## The exercise
Comb through the entries for "title" and pull out each line that holds it.

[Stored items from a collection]

• • • •

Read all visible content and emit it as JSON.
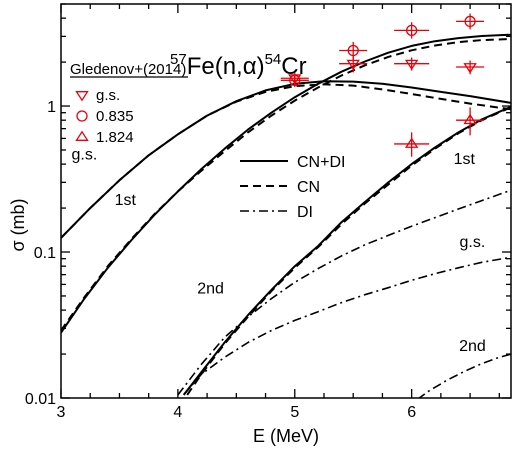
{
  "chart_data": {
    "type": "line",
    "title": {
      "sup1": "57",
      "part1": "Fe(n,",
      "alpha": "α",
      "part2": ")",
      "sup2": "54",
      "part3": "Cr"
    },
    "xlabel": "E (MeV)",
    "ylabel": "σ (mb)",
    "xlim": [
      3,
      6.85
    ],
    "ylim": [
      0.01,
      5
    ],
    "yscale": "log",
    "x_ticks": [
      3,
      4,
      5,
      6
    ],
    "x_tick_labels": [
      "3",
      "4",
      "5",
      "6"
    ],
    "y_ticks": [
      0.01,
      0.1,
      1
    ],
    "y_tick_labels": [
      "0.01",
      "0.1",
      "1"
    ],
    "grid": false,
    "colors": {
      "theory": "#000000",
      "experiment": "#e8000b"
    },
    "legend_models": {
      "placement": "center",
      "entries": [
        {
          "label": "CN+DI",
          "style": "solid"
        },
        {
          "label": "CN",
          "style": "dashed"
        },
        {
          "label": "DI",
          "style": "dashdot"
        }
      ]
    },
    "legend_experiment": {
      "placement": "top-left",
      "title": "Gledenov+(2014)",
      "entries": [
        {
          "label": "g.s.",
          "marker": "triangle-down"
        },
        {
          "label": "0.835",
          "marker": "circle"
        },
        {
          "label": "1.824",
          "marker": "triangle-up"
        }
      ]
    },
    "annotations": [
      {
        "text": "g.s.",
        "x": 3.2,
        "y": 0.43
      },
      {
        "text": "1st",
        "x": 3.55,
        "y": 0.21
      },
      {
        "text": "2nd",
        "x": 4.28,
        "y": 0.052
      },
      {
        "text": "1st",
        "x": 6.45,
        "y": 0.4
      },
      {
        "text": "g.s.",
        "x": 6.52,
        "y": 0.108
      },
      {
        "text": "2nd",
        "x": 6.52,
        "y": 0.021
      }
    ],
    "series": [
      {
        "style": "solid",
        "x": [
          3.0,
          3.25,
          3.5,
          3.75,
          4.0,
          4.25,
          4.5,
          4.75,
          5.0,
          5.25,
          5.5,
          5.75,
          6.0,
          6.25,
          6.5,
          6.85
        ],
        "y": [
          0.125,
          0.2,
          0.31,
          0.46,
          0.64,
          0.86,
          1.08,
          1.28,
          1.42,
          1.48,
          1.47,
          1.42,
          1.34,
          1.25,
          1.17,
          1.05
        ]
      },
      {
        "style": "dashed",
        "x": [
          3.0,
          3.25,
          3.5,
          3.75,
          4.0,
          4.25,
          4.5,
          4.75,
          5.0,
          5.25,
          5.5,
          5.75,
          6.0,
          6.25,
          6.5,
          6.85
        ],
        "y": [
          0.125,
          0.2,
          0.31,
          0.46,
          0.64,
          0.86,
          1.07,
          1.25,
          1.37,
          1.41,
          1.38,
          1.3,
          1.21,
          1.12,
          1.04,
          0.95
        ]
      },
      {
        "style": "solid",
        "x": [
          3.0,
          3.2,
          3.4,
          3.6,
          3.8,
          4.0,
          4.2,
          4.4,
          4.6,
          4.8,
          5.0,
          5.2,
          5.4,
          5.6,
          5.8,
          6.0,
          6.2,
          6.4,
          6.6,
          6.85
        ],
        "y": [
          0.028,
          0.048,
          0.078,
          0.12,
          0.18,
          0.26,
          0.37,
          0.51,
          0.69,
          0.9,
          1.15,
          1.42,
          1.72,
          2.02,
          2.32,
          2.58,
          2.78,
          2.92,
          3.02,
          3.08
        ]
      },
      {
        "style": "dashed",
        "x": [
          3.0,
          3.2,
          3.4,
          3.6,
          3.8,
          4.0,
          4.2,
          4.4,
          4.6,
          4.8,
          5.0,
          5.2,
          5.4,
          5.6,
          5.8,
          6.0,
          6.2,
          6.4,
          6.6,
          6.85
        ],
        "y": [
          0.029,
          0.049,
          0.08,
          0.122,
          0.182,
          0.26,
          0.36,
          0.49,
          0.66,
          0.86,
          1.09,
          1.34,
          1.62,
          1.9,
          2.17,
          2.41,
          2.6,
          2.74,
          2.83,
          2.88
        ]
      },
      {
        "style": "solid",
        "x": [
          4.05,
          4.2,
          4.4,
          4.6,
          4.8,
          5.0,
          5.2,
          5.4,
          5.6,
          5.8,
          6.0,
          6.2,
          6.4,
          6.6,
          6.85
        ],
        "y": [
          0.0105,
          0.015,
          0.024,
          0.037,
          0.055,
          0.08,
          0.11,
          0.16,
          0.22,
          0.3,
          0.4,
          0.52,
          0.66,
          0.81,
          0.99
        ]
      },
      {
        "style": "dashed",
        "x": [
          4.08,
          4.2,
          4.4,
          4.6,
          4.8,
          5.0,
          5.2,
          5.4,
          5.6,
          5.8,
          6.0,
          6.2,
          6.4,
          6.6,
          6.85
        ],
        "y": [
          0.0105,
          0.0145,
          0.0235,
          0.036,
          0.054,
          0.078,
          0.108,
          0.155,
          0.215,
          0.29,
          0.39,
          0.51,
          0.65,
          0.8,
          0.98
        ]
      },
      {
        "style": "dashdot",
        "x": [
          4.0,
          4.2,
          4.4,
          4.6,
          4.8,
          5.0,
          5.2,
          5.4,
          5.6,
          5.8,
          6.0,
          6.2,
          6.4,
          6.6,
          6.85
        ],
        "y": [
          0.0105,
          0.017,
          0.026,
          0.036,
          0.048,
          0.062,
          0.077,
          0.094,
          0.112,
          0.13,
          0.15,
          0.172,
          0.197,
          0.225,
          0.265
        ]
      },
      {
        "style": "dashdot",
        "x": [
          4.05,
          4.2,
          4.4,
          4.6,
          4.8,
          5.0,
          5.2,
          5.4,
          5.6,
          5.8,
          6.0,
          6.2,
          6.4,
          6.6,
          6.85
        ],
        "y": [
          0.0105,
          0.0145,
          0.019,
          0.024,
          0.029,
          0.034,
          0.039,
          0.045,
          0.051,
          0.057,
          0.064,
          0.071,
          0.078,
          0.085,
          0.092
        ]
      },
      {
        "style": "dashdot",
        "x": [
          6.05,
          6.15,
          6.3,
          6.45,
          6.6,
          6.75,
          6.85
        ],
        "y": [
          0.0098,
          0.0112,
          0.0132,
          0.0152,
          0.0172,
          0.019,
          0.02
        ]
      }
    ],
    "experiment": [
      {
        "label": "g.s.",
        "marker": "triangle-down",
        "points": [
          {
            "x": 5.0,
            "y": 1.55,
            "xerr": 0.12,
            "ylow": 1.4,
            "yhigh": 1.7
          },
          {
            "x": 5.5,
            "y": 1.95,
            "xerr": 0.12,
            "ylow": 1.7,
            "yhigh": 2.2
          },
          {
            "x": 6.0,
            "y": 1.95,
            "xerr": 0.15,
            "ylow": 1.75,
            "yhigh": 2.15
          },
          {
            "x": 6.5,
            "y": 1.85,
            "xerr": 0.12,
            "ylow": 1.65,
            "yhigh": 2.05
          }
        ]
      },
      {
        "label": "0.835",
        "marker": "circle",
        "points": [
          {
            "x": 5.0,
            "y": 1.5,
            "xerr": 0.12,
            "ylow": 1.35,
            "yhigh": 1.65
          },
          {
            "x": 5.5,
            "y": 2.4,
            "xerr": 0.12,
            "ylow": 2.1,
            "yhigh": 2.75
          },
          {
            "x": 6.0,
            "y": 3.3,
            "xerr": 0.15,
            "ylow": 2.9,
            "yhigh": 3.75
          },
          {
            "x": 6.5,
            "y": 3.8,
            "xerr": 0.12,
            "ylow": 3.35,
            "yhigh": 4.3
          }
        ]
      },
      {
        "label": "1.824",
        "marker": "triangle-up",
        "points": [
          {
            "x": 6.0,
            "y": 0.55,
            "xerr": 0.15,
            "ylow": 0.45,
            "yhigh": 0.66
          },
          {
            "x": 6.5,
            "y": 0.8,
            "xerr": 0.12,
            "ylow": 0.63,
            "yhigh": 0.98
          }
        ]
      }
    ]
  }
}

• • • •

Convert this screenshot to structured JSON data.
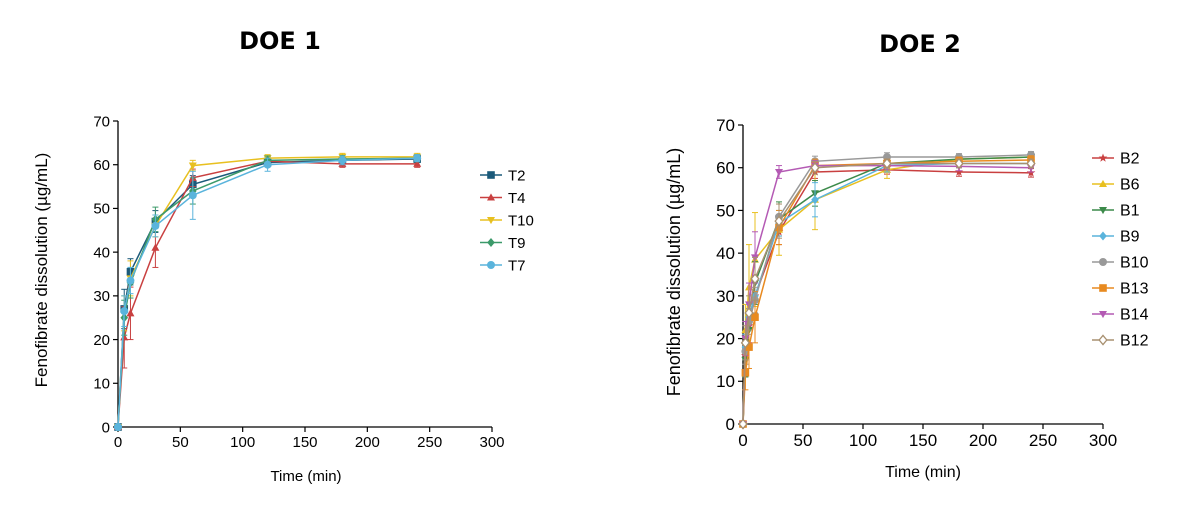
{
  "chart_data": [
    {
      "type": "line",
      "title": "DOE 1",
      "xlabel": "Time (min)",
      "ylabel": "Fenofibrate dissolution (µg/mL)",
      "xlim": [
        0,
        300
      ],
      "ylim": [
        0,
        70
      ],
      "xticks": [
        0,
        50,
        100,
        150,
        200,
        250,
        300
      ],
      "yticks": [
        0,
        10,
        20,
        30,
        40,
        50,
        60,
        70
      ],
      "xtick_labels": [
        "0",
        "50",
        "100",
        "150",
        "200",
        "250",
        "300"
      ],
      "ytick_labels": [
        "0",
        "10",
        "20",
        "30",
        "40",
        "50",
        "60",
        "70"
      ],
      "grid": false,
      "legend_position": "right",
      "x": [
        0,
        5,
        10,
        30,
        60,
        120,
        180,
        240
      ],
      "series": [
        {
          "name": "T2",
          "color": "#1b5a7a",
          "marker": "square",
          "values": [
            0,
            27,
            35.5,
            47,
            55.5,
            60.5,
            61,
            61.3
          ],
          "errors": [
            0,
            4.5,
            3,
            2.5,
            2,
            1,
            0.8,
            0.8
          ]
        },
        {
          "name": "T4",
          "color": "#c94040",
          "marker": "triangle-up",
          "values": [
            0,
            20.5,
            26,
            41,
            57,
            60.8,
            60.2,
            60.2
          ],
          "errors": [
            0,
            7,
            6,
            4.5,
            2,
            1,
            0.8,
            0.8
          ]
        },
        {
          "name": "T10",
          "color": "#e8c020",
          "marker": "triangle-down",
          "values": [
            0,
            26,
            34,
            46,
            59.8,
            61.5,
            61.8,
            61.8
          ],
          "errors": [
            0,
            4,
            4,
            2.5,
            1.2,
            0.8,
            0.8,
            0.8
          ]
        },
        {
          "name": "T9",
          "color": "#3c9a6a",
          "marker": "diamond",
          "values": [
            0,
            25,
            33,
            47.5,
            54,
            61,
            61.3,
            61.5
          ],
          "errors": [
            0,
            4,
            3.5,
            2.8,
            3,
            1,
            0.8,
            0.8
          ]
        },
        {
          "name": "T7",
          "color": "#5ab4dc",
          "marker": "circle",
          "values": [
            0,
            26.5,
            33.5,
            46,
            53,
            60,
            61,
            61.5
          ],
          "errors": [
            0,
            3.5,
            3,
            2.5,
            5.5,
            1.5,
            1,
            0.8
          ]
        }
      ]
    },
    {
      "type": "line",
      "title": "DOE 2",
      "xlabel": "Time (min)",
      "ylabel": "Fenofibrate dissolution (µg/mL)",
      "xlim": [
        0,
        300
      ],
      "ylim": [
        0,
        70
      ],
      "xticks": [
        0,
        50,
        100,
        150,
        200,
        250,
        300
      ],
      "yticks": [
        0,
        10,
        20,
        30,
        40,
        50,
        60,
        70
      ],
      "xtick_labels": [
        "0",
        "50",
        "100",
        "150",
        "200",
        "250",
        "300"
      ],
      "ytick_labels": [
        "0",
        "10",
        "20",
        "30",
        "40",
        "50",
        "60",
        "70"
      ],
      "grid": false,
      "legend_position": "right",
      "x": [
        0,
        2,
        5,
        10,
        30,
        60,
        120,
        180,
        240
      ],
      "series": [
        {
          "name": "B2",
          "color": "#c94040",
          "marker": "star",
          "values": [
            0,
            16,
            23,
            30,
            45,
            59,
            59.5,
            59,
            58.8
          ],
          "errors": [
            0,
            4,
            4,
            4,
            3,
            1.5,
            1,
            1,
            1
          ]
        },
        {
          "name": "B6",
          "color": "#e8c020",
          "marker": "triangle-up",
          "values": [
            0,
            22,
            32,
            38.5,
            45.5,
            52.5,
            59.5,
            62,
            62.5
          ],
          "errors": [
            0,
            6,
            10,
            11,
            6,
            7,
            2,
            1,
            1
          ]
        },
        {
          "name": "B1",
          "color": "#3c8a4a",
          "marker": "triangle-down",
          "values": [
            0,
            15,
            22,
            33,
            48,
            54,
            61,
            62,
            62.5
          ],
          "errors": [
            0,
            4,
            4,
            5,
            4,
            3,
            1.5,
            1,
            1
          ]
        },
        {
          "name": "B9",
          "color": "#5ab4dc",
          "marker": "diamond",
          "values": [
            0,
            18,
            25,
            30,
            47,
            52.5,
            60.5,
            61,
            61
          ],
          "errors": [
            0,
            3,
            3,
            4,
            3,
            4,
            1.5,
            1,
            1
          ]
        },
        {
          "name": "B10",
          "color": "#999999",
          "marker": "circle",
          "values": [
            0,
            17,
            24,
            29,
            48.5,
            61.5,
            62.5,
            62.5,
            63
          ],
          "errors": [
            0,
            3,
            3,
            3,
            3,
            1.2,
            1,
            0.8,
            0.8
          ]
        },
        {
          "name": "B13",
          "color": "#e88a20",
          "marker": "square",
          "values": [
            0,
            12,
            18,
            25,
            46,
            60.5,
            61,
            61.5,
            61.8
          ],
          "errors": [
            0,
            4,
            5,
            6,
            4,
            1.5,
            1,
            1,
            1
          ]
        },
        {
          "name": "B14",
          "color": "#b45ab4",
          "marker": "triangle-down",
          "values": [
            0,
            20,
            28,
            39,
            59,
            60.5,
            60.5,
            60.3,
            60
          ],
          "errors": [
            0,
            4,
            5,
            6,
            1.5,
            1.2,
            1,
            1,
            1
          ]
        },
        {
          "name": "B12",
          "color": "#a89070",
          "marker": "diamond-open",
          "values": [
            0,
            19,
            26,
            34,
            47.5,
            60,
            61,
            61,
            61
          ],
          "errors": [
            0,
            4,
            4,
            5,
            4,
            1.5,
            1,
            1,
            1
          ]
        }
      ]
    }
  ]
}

• • • •

## Solution
    "title": {
      "title": "Gledenov+(2014)",
      "title": "DOE 1",
      "title": "DOE 2",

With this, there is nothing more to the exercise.